- REQUIREMENTS:
Report how many lines of the following entries include the string "xlabel"; respond with the number alone.

- EXERCISE DATA:
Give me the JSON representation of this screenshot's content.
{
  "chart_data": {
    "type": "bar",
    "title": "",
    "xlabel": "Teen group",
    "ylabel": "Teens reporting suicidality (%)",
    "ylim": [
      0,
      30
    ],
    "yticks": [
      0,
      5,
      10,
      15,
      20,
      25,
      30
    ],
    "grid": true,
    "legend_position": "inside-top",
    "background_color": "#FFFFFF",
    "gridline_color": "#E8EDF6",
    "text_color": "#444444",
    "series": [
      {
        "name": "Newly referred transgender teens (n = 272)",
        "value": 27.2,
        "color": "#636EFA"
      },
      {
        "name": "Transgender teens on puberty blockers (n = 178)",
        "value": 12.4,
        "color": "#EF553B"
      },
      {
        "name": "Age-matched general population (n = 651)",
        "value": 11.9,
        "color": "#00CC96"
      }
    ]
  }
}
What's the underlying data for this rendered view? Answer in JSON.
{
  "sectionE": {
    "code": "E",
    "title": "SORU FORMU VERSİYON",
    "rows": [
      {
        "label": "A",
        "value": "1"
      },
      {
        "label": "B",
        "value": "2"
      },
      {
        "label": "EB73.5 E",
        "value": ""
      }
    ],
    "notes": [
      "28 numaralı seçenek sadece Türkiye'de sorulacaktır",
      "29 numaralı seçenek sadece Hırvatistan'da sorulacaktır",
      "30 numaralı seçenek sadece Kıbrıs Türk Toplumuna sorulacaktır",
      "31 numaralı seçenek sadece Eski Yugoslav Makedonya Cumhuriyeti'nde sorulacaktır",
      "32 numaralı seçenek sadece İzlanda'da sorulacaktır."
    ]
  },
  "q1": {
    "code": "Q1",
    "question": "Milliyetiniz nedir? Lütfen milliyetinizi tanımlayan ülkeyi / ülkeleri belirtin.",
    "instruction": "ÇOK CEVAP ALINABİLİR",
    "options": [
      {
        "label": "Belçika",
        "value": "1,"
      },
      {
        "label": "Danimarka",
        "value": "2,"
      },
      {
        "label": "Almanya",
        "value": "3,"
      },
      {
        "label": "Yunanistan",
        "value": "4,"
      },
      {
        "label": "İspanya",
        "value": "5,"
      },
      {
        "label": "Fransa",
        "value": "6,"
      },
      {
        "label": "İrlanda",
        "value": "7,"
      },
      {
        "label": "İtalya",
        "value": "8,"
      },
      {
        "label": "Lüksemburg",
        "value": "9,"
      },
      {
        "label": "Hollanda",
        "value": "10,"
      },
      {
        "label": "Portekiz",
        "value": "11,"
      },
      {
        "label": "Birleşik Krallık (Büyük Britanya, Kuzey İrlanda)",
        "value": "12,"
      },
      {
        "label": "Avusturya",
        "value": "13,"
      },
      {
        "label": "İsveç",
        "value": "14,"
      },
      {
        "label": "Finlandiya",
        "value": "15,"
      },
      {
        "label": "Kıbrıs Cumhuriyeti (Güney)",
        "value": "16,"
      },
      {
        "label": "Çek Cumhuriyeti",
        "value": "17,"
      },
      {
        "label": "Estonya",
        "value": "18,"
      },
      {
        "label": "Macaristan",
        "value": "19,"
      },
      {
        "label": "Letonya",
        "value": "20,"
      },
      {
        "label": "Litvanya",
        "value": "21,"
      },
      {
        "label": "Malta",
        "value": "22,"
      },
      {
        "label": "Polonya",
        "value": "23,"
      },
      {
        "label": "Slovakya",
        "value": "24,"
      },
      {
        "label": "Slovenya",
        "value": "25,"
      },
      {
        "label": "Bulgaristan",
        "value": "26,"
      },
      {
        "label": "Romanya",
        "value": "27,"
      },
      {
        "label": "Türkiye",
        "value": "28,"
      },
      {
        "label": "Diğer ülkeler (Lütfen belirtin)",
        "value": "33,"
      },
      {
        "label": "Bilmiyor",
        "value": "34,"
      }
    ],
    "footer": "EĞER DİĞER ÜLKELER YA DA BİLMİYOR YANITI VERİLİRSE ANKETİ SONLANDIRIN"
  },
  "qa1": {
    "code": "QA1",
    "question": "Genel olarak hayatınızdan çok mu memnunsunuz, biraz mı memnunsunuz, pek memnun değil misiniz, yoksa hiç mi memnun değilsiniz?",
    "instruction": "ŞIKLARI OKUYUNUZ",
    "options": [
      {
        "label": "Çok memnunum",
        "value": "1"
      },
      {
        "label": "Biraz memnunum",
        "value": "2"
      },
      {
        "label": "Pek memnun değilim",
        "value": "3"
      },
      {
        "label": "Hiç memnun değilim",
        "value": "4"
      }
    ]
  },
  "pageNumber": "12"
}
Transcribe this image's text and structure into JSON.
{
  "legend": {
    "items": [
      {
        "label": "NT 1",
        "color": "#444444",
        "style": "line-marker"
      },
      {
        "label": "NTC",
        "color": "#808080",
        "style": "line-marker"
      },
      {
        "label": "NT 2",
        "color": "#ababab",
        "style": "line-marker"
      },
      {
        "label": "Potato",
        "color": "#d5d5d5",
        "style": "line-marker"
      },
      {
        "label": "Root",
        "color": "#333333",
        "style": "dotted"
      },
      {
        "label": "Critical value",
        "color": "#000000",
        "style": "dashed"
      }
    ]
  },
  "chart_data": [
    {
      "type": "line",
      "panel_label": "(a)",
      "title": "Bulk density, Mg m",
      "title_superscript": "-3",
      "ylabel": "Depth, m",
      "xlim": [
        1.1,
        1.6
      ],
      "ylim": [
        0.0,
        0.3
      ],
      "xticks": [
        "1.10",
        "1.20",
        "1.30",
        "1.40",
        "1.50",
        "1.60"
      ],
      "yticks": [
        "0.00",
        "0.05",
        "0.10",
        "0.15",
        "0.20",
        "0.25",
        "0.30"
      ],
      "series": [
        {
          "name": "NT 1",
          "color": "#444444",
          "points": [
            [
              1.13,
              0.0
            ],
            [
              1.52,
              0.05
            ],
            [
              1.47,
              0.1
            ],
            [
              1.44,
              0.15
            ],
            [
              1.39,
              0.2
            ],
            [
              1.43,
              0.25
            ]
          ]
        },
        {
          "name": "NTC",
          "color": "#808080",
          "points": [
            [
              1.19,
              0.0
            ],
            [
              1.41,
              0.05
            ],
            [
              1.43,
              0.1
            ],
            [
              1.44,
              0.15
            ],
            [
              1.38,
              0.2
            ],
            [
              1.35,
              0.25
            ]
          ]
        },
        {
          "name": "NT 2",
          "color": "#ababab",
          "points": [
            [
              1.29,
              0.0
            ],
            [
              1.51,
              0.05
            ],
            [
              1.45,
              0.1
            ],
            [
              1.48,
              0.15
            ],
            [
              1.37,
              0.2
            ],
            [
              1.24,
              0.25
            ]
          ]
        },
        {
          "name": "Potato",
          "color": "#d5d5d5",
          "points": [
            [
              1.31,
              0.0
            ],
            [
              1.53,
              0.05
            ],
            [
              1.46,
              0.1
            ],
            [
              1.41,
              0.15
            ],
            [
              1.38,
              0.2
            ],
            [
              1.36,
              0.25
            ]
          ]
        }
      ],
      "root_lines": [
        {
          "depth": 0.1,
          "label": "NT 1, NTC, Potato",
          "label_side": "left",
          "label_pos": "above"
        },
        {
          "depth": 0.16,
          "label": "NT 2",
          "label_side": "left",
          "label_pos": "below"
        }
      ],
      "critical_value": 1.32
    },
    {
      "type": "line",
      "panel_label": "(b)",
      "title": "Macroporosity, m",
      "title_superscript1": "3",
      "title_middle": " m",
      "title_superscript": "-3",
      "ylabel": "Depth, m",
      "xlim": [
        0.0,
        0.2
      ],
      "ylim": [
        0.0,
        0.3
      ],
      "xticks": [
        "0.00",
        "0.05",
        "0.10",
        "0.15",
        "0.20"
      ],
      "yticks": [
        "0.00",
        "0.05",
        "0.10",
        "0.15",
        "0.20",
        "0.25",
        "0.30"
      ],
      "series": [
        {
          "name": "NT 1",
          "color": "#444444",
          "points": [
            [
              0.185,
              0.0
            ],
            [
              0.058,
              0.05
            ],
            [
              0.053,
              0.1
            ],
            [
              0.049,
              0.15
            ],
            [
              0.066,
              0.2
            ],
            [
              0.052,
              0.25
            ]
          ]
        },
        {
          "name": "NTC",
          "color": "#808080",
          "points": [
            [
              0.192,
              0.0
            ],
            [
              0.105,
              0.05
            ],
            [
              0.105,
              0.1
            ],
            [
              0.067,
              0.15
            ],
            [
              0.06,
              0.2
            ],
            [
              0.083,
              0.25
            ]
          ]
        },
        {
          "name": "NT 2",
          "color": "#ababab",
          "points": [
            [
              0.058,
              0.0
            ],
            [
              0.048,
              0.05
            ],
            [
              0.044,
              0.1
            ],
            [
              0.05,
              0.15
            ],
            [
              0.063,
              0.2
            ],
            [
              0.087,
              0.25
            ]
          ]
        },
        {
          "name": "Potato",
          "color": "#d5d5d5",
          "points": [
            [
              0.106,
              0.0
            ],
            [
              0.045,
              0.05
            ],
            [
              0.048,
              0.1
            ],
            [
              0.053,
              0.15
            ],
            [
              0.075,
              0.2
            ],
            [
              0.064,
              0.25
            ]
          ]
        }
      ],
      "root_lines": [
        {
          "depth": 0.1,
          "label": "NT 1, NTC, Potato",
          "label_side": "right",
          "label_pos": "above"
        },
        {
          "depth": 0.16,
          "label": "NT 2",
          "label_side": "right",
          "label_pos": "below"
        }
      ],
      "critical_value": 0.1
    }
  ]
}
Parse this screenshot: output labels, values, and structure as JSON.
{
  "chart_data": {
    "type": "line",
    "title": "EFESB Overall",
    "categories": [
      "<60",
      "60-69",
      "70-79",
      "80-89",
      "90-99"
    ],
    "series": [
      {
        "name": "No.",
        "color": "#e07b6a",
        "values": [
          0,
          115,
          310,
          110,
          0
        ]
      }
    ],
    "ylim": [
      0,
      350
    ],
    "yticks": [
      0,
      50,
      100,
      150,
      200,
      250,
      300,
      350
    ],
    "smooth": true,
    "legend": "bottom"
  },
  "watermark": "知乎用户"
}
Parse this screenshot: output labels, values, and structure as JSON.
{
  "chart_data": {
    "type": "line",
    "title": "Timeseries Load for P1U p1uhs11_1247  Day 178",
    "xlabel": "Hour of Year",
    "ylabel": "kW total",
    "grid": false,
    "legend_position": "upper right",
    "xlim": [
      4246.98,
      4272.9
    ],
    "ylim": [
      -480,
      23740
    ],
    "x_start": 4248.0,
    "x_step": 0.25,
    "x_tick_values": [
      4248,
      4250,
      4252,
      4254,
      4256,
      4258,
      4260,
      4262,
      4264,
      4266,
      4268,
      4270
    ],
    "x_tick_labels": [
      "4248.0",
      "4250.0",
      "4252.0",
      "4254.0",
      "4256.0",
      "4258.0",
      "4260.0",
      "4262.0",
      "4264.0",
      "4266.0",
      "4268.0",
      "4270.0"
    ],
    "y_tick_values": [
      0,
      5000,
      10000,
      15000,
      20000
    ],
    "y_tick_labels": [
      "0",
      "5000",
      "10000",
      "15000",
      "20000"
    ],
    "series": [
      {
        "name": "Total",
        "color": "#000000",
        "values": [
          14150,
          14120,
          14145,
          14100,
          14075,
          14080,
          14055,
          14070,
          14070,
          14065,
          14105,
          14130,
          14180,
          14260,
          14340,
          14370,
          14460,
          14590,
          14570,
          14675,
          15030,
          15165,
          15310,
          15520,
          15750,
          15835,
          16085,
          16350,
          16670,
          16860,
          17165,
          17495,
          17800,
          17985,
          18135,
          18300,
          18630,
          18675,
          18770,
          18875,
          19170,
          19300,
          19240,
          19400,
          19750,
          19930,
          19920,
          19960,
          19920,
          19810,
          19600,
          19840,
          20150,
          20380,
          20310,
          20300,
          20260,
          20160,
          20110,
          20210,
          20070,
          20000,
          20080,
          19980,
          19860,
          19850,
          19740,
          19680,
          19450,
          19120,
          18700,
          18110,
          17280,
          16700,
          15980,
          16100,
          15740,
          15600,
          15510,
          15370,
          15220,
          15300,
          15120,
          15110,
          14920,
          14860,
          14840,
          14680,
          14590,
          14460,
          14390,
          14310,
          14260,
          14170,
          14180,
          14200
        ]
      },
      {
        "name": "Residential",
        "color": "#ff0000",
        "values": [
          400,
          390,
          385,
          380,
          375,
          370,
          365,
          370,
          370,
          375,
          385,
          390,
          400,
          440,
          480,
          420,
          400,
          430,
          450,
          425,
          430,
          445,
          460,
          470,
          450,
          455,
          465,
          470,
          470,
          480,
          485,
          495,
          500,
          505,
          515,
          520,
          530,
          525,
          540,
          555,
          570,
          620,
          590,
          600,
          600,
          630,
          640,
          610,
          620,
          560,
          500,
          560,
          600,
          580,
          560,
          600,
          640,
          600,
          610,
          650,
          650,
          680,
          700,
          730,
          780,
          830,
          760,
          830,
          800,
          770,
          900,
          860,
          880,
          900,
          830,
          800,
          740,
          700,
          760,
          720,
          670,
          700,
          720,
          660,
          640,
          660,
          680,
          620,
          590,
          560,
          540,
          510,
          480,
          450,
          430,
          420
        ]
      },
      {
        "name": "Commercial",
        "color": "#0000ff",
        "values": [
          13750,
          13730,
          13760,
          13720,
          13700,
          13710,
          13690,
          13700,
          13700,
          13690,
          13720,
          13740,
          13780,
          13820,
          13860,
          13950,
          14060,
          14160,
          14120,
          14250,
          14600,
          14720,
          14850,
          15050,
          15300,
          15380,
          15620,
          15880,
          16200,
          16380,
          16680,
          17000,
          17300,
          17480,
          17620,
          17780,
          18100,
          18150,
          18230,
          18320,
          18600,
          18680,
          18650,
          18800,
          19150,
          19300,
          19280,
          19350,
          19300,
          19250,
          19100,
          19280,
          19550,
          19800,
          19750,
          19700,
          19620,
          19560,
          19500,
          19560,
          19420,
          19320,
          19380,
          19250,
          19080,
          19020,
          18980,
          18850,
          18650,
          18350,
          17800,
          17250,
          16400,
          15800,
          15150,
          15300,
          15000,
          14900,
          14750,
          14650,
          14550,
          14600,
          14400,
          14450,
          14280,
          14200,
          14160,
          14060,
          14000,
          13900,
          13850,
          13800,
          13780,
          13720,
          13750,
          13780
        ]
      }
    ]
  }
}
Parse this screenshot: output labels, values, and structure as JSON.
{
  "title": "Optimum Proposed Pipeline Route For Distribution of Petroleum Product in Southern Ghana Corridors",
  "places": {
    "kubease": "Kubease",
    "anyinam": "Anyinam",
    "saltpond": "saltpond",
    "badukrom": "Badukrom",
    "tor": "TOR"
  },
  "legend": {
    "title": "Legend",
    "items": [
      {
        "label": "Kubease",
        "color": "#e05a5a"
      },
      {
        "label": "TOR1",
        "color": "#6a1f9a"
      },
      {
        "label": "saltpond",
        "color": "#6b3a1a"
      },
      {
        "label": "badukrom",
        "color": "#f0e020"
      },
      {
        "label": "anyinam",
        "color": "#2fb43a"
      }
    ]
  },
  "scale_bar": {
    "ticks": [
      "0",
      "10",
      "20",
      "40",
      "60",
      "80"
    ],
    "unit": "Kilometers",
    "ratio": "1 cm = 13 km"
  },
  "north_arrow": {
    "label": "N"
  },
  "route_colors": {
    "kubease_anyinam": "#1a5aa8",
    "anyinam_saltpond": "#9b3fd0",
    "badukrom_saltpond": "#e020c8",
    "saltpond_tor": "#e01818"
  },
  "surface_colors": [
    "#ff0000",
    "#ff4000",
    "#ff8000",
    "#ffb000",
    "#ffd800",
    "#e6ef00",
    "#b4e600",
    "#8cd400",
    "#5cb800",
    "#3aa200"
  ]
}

- WRITTEN ANSWER:
2